» **OBJECTIVE**:
Present each line of the entries below that holds the word "aici".

Saved data entries
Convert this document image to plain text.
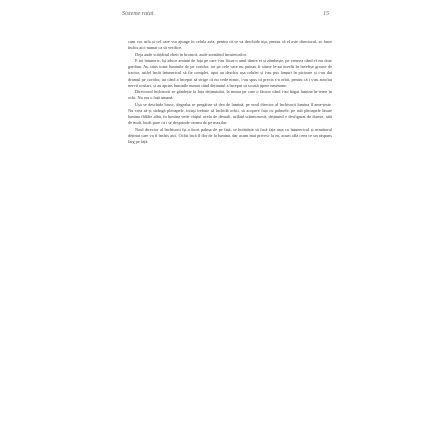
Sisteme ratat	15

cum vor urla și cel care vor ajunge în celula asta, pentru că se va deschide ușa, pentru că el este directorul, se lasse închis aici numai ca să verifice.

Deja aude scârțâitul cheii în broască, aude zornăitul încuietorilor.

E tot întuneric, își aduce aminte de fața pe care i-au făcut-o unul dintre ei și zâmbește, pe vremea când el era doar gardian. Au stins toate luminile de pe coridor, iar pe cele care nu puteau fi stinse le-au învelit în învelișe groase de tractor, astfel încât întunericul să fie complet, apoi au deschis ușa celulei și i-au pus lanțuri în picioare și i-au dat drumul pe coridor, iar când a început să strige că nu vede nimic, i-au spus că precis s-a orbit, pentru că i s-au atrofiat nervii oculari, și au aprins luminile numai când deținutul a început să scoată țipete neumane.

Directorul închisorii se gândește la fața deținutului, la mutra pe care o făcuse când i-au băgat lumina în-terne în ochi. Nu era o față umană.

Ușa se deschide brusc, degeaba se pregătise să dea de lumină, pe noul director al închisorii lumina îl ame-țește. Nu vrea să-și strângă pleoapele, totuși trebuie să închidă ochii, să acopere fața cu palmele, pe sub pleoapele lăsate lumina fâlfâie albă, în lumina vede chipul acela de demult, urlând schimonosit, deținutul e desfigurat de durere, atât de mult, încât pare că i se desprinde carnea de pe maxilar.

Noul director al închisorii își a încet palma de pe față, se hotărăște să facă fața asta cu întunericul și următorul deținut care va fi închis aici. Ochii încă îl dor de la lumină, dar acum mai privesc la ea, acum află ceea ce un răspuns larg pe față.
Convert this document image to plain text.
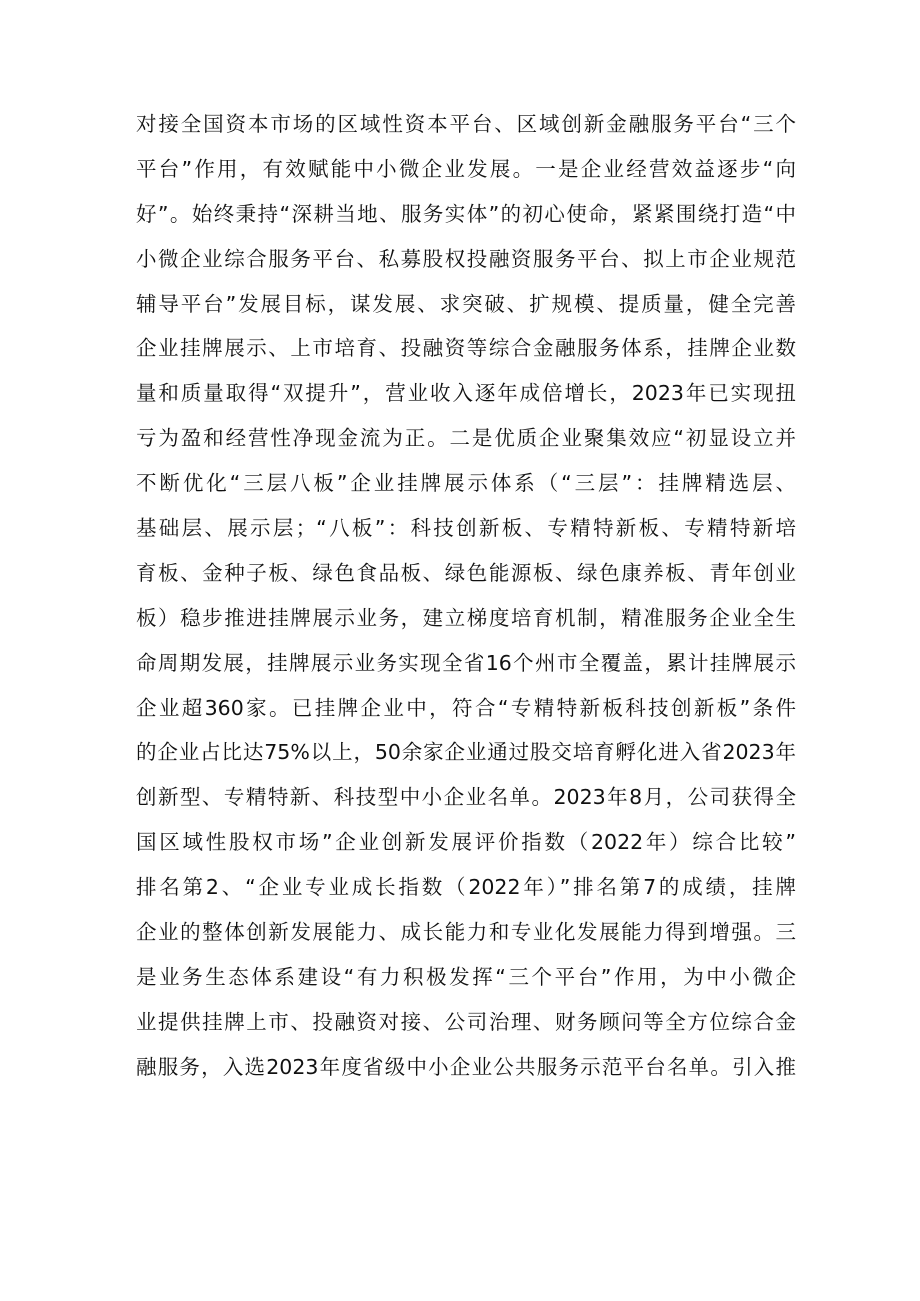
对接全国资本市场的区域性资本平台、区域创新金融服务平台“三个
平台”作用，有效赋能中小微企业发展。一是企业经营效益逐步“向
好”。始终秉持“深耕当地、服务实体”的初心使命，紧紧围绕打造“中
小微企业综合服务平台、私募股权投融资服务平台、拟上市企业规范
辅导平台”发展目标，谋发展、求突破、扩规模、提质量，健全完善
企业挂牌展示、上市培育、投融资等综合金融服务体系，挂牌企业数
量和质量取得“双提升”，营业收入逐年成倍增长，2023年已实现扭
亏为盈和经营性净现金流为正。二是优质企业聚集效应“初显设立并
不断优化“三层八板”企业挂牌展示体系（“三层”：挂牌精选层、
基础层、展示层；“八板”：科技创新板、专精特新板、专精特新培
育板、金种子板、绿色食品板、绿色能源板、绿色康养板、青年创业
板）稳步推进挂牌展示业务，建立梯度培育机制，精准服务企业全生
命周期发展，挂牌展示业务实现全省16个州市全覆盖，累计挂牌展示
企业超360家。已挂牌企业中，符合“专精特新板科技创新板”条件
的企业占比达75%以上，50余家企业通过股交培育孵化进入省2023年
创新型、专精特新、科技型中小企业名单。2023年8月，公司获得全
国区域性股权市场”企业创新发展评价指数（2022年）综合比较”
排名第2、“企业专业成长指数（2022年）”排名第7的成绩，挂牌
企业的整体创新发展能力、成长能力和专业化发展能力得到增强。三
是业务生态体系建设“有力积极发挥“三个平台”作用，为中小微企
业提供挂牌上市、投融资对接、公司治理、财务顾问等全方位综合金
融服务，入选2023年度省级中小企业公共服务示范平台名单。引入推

---

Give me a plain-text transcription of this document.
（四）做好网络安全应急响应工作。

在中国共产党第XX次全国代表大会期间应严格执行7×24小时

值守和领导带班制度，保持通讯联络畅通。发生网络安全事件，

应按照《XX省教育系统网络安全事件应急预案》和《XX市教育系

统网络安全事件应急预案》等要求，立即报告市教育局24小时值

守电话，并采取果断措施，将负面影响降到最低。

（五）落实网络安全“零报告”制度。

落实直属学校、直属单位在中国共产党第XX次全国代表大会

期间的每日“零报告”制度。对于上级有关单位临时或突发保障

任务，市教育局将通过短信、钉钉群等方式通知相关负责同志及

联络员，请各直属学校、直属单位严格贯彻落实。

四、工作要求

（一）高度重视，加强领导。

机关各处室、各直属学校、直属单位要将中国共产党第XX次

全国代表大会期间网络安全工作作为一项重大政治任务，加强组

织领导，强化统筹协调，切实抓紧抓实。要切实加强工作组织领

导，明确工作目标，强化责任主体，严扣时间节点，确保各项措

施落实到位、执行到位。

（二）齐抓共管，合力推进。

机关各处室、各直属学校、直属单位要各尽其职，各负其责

» **EXPECTED ANSWER**:
cum vor urla și cel care vor ajunge în celula asta, pentru că se va deschide ușa, pentru că el este directorul, se lasse închis aici numai ca să verifice.
Noul director al închisorii își a încet palma de pe față, se hotărăște să facă fața asta cu întunericul și următorul deținut care va fi închis aici. Ochii încă îl dor de la lumină, dar acum mai privesc la ea, acum află ceea ce un răspuns larg pe față.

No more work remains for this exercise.